_WHAT IS REQUIRED:_
Repeat the records word for word, from the first line through the line containing "column-header-2023-margin: 毛利率／ 毛損率", and stop there.

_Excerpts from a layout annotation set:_
┏━━
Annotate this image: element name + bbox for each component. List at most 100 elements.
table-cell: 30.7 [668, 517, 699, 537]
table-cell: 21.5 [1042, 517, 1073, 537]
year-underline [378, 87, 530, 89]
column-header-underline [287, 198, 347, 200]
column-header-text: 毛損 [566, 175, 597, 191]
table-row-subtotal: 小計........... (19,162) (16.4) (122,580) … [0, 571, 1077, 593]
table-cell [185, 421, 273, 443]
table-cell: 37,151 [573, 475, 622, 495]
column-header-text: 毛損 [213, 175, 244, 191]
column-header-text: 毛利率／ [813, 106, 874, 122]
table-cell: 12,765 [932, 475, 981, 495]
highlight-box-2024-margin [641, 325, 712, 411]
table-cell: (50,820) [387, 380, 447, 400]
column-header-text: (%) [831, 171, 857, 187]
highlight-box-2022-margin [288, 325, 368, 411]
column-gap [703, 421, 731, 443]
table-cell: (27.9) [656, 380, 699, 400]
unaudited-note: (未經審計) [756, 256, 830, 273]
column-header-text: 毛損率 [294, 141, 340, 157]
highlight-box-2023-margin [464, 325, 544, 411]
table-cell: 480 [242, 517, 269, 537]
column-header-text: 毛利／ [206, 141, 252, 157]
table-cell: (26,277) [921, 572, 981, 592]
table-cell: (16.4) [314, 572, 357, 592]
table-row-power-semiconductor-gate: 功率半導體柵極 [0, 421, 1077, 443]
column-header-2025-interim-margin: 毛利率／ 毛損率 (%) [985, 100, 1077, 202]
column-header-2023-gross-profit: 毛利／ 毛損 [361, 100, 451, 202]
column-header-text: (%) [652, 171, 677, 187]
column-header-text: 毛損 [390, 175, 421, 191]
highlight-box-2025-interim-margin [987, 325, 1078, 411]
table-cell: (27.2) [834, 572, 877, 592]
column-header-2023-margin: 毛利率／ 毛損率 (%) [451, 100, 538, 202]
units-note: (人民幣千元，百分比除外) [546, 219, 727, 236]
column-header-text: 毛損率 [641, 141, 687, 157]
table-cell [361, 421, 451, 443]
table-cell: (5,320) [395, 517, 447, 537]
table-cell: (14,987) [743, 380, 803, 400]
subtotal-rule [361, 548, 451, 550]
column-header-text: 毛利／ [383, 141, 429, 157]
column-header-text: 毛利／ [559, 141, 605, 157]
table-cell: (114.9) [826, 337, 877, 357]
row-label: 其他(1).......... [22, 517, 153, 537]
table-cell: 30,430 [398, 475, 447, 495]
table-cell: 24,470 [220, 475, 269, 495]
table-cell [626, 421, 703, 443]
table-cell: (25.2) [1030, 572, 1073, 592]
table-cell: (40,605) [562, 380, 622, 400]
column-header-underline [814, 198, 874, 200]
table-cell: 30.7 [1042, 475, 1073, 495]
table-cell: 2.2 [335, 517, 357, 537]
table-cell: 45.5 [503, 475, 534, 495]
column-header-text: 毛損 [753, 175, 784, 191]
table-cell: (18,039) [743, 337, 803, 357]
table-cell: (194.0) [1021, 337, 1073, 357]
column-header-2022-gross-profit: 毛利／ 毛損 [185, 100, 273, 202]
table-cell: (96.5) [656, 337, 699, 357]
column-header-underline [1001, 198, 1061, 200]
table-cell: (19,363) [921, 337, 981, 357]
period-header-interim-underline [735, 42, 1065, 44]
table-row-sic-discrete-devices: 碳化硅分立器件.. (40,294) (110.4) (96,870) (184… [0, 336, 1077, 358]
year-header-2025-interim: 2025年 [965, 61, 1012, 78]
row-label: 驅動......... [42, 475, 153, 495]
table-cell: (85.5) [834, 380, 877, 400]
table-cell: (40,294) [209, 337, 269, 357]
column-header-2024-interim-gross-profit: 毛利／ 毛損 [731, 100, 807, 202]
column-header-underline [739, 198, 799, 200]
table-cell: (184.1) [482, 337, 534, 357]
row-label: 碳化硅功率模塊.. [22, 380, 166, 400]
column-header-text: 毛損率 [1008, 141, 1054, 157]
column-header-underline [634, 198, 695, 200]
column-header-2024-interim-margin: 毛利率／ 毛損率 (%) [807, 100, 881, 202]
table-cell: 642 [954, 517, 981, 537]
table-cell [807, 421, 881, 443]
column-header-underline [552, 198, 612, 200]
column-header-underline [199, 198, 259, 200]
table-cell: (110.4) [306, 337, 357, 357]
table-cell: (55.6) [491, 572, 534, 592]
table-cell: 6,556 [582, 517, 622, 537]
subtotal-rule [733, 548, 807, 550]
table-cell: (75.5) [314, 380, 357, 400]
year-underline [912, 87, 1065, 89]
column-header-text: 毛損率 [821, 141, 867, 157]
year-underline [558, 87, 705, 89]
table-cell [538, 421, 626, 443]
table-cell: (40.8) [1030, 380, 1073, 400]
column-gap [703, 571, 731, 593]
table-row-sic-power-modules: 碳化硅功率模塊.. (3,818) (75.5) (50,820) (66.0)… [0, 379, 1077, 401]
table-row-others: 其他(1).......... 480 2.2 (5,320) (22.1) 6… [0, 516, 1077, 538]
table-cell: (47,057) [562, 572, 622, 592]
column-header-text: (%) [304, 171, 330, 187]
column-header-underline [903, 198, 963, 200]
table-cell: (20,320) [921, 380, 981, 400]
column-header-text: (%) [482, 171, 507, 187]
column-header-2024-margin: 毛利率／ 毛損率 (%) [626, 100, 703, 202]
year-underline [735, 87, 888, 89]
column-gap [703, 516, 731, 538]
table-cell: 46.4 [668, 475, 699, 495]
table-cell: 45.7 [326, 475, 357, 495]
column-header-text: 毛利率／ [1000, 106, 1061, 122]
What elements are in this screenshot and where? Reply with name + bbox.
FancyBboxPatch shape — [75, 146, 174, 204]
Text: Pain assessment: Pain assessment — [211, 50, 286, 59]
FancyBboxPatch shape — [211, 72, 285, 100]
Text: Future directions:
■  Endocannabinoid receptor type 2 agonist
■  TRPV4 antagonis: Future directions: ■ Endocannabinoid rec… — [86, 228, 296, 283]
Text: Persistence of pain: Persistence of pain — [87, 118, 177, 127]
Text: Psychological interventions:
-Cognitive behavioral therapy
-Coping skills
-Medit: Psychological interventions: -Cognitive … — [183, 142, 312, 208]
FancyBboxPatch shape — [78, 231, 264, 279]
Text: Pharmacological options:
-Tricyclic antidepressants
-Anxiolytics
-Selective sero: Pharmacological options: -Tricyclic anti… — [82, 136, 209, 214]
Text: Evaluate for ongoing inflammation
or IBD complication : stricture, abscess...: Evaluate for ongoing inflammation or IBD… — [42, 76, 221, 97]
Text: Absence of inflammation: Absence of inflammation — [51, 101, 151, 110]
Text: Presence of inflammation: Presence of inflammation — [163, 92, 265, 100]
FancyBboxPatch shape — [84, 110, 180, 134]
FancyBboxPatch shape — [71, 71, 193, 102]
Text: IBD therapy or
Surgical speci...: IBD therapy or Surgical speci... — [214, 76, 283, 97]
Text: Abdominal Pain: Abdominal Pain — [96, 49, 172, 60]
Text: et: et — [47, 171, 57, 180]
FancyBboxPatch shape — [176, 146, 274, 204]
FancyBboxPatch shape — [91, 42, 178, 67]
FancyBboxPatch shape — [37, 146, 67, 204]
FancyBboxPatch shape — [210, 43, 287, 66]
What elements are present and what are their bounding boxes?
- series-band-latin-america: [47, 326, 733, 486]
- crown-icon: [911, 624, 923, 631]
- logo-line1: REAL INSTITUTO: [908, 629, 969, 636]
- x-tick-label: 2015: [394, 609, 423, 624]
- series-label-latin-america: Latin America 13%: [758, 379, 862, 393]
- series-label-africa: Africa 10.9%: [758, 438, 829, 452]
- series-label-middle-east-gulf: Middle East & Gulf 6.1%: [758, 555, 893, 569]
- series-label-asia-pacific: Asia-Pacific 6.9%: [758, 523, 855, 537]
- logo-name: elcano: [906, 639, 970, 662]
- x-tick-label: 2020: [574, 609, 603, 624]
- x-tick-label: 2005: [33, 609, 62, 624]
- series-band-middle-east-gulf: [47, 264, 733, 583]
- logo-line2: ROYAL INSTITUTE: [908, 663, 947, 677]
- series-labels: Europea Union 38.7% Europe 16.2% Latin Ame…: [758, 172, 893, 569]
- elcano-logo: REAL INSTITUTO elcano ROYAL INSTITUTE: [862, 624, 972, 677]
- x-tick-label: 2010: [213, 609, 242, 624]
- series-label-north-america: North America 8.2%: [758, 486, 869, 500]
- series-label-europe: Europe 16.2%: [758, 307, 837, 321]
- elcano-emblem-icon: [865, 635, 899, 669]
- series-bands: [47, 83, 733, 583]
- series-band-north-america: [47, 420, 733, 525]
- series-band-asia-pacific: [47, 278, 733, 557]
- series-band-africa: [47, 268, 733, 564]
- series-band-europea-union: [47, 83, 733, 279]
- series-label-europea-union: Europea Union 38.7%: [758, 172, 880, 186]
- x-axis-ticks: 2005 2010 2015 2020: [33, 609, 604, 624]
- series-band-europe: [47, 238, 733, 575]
┗━━
_WRITTEN RESPONSE:_
Annotate this image: element name + bbox for each component. List at most 100 elements.
table-cell: 30.7 [668, 517, 699, 537]
table-cell: 21.5 [1042, 517, 1073, 537]
year-underline [378, 87, 530, 89]
column-header-underline [287, 198, 347, 200]
column-header-text: 毛損 [566, 175, 597, 191]
table-row-subtotal: 小計........... (19,162) (16.4) (122,580) … [0, 571, 1077, 593]
table-cell [185, 421, 273, 443]
table-cell: 37,151 [573, 475, 622, 495]
column-header-text: 毛損 [213, 175, 244, 191]
column-header-text: 毛利率／ [813, 106, 874, 122]
table-cell: 12,765 [932, 475, 981, 495]
highlight-box-2024-margin [641, 325, 712, 411]
table-cell: (50,820) [387, 380, 447, 400]
column-header-text: (%) [831, 171, 857, 187]
highlight-box-2022-margin [288, 325, 368, 411]
column-gap [703, 421, 731, 443]
table-cell: (27.9) [656, 380, 699, 400]
unaudited-note: (未經審計) [756, 256, 830, 273]
column-header-text: 毛損率 [294, 141, 340, 157]
highlight-box-2023-margin [464, 325, 544, 411]
table-cell: 480 [242, 517, 269, 537]
column-header-text: 毛利／ [206, 141, 252, 157]
table-cell: (26,277) [921, 572, 981, 592]
table-cell: (16.4) [314, 572, 357, 592]
table-row-power-semiconductor-gate: 功率半導體柵極 [0, 421, 1077, 443]
column-header-2025-interim-margin: 毛利率／ 毛損率 (%) [985, 100, 1077, 202]
column-header-2023-gross-profit: 毛利／ 毛損 [361, 100, 451, 202]
column-header-text: (%) [652, 171, 677, 187]
column-header-text: 毛損 [390, 175, 421, 191]
highlight-box-2025-interim-margin [987, 325, 1078, 411]
table-cell: (27.2) [834, 572, 877, 592]
column-header-2023-margin: 毛利率／ 毛損率 (%) [451, 100, 538, 202]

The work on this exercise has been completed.